**Material shown:**

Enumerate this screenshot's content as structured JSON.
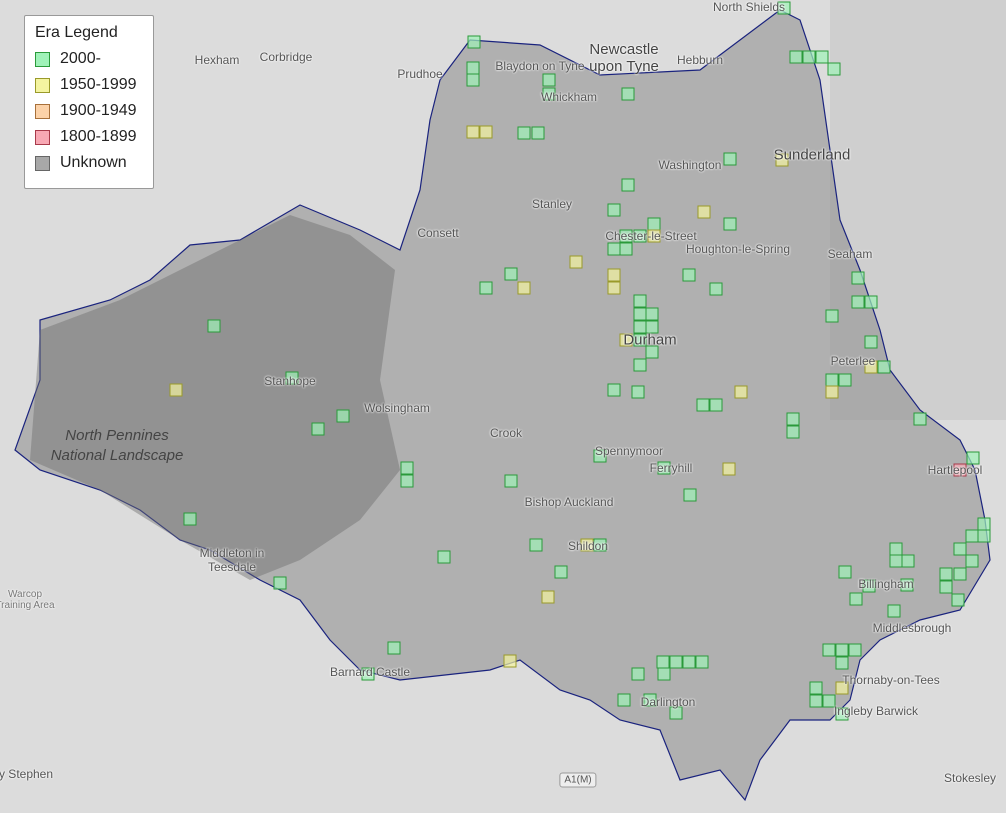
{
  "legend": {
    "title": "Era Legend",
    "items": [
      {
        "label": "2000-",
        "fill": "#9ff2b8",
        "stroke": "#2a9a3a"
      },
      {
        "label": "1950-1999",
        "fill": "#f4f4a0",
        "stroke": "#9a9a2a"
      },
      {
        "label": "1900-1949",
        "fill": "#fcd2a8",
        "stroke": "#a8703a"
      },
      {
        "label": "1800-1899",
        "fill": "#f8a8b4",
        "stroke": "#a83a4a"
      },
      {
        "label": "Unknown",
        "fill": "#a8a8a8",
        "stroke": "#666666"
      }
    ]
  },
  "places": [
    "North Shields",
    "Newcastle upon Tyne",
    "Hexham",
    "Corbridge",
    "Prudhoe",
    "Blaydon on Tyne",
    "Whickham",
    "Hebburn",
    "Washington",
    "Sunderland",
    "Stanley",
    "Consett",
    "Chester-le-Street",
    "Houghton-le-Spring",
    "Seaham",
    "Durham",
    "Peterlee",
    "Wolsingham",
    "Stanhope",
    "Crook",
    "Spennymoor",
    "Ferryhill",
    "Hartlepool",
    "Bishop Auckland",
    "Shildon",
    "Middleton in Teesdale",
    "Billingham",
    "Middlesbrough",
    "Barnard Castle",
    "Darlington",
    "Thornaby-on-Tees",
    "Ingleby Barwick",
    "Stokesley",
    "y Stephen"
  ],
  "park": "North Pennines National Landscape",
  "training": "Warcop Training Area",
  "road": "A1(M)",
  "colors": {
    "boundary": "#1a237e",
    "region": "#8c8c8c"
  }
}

**Exercise goal:** Omit every picture, then repeat the remaining data exactly as it appears above.

**Problem solution:**
Enumerate this screenshot's content as structured JSON.
{
  "legend": {
    "title": "Era Legend",
    "items": [
      {
        "label": "2000-",
        "fill": "#9ff2b8",
        "stroke": "#2a9a3a"
      },
      {
        "label": "1950-1999",
        "fill": "#f4f4a0",
        "stroke": "#9a9a2a"
      },
      {
        "label": "1900-1949",
        "fill": "#fcd2a8",
        "stroke": "#a8703a"
      },
      {
        "label": "1800-1899",
        "fill": "#f8a8b4",
        "stroke": "#a83a4a"
      },
      {
        "label": "Unknown",
        "fill": "#a8a8a8",
        "stroke": "#666666"
      }
    ]
  },
  "places": [
    "North Shields",
    "Newcastle upon Tyne",
    "Hexham",
    "Corbridge",
    "Prudhoe",
    "Blaydon on Tyne",
    "Whickham",
    "Hebburn",
    "Washington",
    "Sunderland",
    "Stanley",
    "Consett",
    "Chester-le-Street",
    "Houghton-le-Spring",
    "Seaham",
    "Durham",
    "Peterlee",
    "Wolsingham",
    "Stanhope",
    "Crook",
    "Spennymoor",
    "Ferryhill",
    "Hartlepool",
    "Bishop Auckland",
    "Shildon",
    "Middleton in Teesdale",
    "Billingham",
    "Middlesbrough",
    "Barnard Castle",
    "Darlington",
    "Thornaby-on-Tees",
    "Ingleby Barwick",
    "Stokesley",
    "y Stephen"
  ],
  "park": "North Pennines National Landscape",
  "training": "Warcop Training Area",
  "road": "A1(M)",
  "colors": {
    "boundary": "#1a237e",
    "region": "#8c8c8c"
  }
}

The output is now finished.